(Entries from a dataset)
______________________________
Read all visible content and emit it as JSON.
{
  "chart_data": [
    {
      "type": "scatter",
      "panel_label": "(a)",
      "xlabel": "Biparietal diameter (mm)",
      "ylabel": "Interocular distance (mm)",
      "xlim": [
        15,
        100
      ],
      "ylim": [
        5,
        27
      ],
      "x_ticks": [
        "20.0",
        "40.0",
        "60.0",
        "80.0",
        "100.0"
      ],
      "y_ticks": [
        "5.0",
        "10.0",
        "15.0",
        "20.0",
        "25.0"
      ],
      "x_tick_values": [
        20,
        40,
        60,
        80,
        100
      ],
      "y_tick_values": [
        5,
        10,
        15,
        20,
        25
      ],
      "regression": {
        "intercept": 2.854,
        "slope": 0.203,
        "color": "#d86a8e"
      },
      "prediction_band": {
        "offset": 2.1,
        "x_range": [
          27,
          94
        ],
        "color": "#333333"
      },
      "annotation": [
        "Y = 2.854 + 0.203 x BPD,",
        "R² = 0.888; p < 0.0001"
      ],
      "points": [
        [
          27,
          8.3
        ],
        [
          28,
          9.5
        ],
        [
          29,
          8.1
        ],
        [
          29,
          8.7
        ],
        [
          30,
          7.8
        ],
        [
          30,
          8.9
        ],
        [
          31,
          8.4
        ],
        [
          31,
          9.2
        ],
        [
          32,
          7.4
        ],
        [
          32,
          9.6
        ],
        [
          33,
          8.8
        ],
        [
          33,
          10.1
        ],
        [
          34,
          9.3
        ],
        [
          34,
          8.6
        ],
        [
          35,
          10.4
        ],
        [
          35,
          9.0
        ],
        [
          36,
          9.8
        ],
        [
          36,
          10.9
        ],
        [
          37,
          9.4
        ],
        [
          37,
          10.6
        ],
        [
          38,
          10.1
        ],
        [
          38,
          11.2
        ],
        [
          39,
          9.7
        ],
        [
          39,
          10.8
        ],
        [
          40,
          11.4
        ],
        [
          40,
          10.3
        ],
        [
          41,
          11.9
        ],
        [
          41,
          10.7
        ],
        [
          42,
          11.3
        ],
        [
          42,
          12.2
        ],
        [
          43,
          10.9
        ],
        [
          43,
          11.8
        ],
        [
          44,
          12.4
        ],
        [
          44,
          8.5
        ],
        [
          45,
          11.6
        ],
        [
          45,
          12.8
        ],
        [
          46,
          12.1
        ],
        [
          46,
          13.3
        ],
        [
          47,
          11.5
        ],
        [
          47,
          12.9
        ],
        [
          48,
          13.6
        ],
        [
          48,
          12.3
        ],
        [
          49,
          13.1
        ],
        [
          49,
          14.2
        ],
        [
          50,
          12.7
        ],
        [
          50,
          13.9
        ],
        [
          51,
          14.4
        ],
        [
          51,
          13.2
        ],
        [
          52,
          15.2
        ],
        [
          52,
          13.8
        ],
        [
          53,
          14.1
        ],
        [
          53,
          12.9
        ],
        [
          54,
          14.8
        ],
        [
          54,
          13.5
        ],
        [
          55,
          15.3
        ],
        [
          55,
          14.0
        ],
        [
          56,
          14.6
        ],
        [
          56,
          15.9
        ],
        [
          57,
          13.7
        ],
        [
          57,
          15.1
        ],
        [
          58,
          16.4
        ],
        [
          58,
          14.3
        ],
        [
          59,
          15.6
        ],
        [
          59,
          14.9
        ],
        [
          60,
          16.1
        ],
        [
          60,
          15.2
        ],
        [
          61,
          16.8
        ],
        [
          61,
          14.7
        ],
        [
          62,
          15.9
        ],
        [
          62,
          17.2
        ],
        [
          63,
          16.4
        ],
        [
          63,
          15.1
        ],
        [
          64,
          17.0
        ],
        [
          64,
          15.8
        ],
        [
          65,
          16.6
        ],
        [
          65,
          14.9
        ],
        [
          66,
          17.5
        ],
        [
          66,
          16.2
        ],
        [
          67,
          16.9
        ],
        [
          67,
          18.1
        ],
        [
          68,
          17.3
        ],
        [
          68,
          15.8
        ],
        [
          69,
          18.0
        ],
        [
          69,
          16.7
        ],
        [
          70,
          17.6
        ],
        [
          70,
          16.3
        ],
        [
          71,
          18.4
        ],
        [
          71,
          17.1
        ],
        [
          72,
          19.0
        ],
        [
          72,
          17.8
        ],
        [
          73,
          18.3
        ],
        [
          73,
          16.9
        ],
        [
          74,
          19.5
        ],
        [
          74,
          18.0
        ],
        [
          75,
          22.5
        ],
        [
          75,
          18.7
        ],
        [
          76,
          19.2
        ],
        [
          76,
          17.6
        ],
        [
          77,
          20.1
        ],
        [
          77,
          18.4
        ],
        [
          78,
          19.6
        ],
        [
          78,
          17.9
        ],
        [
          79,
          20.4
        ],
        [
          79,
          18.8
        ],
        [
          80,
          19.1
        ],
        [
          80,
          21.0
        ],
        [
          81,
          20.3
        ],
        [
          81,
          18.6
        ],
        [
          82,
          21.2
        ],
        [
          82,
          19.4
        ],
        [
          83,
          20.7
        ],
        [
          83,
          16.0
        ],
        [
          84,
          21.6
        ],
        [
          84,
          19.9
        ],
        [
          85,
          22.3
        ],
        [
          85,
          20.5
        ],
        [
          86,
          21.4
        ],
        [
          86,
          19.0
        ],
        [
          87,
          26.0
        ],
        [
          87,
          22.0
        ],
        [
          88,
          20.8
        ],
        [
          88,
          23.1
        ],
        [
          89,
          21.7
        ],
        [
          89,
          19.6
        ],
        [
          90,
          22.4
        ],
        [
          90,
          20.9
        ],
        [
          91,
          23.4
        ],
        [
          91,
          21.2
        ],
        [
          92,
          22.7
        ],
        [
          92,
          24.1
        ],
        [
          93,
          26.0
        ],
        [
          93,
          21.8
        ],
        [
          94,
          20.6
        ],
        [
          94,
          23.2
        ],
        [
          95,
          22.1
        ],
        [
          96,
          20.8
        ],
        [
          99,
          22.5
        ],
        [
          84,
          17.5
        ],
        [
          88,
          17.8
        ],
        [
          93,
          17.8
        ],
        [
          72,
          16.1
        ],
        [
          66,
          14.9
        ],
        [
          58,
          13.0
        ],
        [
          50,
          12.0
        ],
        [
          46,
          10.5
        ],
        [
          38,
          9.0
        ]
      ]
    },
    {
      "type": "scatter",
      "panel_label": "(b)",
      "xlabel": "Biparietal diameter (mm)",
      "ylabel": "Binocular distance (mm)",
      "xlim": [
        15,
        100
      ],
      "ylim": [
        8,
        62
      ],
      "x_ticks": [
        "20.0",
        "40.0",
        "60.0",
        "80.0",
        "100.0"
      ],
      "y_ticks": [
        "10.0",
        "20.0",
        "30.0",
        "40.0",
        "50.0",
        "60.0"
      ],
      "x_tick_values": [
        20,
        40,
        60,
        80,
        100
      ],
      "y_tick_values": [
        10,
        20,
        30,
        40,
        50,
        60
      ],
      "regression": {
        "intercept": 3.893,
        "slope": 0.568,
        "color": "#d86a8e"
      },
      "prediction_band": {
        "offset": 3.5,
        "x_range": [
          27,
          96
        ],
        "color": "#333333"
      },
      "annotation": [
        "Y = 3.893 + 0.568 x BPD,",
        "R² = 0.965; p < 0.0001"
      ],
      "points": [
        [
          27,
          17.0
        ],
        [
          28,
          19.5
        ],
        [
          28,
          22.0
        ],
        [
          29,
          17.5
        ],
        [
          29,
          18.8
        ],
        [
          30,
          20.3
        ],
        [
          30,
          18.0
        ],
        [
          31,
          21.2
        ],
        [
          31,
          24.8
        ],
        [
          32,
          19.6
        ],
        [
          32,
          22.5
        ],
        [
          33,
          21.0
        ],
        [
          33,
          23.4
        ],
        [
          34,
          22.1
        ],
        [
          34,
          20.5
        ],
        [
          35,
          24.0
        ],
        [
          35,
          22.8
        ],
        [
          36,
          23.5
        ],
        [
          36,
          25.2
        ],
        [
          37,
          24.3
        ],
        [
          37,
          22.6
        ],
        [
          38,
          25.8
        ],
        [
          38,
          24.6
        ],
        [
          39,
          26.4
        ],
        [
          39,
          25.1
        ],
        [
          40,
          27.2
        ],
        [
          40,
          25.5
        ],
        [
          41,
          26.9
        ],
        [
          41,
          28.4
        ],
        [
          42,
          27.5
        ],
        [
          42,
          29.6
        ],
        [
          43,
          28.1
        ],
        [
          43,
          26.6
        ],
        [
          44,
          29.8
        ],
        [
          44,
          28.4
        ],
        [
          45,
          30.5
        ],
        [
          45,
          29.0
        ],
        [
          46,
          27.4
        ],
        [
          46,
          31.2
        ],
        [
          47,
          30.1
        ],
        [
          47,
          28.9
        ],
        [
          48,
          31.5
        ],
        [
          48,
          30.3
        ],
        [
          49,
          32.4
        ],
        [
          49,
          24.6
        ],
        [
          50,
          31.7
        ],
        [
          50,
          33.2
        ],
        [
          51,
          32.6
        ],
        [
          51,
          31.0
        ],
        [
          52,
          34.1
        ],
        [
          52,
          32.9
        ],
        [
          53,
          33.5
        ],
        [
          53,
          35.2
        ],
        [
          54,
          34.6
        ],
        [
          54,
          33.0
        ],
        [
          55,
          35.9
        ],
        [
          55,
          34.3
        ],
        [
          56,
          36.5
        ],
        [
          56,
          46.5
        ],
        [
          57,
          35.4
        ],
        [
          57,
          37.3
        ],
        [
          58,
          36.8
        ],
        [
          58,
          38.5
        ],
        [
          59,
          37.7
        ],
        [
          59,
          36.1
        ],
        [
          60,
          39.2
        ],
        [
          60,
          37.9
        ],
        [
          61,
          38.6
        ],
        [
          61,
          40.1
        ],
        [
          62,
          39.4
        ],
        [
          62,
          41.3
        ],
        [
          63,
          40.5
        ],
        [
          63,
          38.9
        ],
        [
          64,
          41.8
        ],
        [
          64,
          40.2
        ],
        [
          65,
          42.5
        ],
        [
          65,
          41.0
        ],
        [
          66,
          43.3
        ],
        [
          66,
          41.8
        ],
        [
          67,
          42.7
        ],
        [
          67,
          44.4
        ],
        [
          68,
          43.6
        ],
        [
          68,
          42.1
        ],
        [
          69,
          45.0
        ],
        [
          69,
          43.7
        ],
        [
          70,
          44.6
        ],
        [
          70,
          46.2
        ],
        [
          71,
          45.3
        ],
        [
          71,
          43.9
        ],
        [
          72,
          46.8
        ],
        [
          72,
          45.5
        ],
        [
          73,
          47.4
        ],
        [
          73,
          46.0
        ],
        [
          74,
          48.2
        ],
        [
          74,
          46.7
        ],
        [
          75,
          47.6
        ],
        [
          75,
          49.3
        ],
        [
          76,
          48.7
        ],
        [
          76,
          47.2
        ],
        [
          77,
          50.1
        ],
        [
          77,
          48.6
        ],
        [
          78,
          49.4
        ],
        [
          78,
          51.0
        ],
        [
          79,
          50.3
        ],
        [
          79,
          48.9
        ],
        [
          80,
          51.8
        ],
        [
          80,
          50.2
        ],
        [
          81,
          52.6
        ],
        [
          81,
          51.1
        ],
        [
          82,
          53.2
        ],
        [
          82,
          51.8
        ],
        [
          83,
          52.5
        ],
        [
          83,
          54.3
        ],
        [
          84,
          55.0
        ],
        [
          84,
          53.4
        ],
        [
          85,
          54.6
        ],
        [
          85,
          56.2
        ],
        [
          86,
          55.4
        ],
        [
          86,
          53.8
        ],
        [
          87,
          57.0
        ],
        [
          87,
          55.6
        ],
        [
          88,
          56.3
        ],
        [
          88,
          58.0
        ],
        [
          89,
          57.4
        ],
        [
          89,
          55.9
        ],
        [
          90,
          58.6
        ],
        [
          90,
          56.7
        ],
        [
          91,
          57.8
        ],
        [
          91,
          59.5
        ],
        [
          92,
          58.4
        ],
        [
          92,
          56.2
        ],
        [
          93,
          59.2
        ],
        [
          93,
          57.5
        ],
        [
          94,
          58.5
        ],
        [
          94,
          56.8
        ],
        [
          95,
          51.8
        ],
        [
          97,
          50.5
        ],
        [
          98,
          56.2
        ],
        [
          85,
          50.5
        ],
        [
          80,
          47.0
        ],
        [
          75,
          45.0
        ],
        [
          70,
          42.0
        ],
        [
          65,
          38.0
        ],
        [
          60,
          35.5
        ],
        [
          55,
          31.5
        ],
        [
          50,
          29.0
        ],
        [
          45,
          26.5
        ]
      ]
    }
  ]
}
______________________________
Pull out all lines from the listing that contain the string "distance".

      "ylabel": "Interocular distance (mm)",
      "ylabel": "Binocular distance (mm)",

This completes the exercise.